* DOCUMENT SECTION

+ + + + +

The Department of Health and Human Services issued the Omnibus Final HIPAA rule on January 17, 2013. This rule significantly increased the amount of civil monetary penalties that can be imposed upon a HIPAA security breach.
Penalties for a HIPAA breach are now based on the reason behind the HIPAA breach. There are four tiers of culpability:
1. Unknowing. The covered entity or business associate did not know and reasonably should not have known of the breach.
2. Reasonable Cause. The covered or business associate entity knew, or should have known that the act was a breach, but the covered entity did not act with willful neglect.
3. Willful Neglect- Corrected. The breach resulted from an intentional failure or reckless indifference of HIPAA obligations, but the breach was corrected within 30 days of discovery.
4. Willful Neglect- Not Corrected. The breach resulted from an intentional failure or reckless indifference of HIPAA obligations, and the breach was not corrected within 30 days of discovery.
Penalties for each tiers are as follows:
1. Unknowing- $100 - $50,000 for each violation;
2. Reasonable Cause- $1,000 - $50,000 for each violation;
3. Willful Neglect, Corrected- $10,000 - $50,0000 for each violation;
4. Willful Neglect, Not Corrected- at least $50,000 for each violation.

+ + + + +

* EXTRACTED MATERIAL
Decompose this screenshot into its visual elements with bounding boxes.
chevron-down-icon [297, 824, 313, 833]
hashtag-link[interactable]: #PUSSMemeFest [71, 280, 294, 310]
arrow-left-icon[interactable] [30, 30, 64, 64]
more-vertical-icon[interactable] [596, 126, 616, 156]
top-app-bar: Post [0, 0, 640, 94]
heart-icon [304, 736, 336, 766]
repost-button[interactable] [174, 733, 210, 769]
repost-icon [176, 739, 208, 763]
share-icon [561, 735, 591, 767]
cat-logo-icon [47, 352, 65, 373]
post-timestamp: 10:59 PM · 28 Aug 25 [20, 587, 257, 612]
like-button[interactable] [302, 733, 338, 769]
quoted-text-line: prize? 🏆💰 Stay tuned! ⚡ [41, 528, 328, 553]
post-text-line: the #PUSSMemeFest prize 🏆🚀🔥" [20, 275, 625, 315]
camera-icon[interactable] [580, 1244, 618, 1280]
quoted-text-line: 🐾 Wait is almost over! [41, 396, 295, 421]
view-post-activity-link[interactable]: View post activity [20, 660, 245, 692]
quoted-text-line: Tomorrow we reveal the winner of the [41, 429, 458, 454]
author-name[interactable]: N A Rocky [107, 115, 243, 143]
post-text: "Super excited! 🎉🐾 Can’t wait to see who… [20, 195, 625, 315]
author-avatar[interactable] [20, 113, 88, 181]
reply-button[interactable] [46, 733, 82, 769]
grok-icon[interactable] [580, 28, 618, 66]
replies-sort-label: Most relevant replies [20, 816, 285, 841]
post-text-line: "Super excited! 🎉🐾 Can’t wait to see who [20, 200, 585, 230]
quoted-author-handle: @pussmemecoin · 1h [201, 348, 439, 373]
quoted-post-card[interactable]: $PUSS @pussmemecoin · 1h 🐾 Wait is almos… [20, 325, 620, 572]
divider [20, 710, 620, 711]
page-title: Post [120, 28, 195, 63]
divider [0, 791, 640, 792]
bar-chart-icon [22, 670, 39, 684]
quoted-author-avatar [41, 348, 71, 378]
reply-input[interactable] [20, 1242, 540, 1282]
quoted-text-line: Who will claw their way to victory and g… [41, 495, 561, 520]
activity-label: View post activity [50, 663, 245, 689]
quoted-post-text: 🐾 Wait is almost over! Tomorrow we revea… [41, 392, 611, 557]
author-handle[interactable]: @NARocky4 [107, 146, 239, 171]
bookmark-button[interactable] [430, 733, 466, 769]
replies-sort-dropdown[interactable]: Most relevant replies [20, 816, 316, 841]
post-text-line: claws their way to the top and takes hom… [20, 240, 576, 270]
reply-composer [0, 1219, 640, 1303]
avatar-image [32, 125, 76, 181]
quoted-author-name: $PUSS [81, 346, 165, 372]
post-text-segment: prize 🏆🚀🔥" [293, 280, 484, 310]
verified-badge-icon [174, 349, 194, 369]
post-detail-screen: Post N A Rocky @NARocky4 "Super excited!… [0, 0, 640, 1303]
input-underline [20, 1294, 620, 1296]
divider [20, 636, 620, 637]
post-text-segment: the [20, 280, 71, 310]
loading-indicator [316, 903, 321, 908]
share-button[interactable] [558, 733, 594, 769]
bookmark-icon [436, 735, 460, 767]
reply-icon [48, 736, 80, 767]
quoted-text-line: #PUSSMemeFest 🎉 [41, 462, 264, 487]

+ + + + +

* COMPLETE THE FOLLOWING
**1)** Name each tier of culpability given in the text on HIPAA breach penalties.
**2)** According to the HIPAA penalty text, what decides whether a breach falls under "Willful Neglect- Corrected" or "Willful Neglect- Not Corrected"? Answer in one to three sentences.
**3)** Extend the text on HIPAA breach penalties past its final sentence.
None of the lines matter for what follows.

* ANSWERS TO THE PROBLEMS
**1)**
Unknowing
Reasonable Cause
Willful Neglect- Corrected
Willful Neglect- Not Corrected

**2)** In both tiers the breach resulted from an intentional failure or reckless indifference of HIPAA obligations. It counts as Corrected if the breach was corrected within 30 days of discovery, and as Not Corrected if it was not.

**3)**
In each circumstance, the total civil monetary penalty for violations of the same issue in a calendar year is capped at $1,500,000.
The Department of Health and Human Services will take several factors into account in determining the amount of penalty. Such factors include the nature and extent of the violation, including the number of individuals impacted; the nature and extent of the harm from the violation, including whether the breach impacted the ability to obtain health care; the history of prior violations, if any; and the financial condition of the covered entity or business associate.
Civil monetary penalties are not the only remedy for violations of HIPAA. Criminal penalties may apply in some circumstances. HHS may resolve issues through informal methods, and may provide technical assistance to violators.
With the Omnibus rules, covered entities are reminded that HIPAA compliance is a required part of the sponsorship of a group health plan. The large civil monetary penalties encourage compliance with all aspects of HIPAA privacy and security requirements.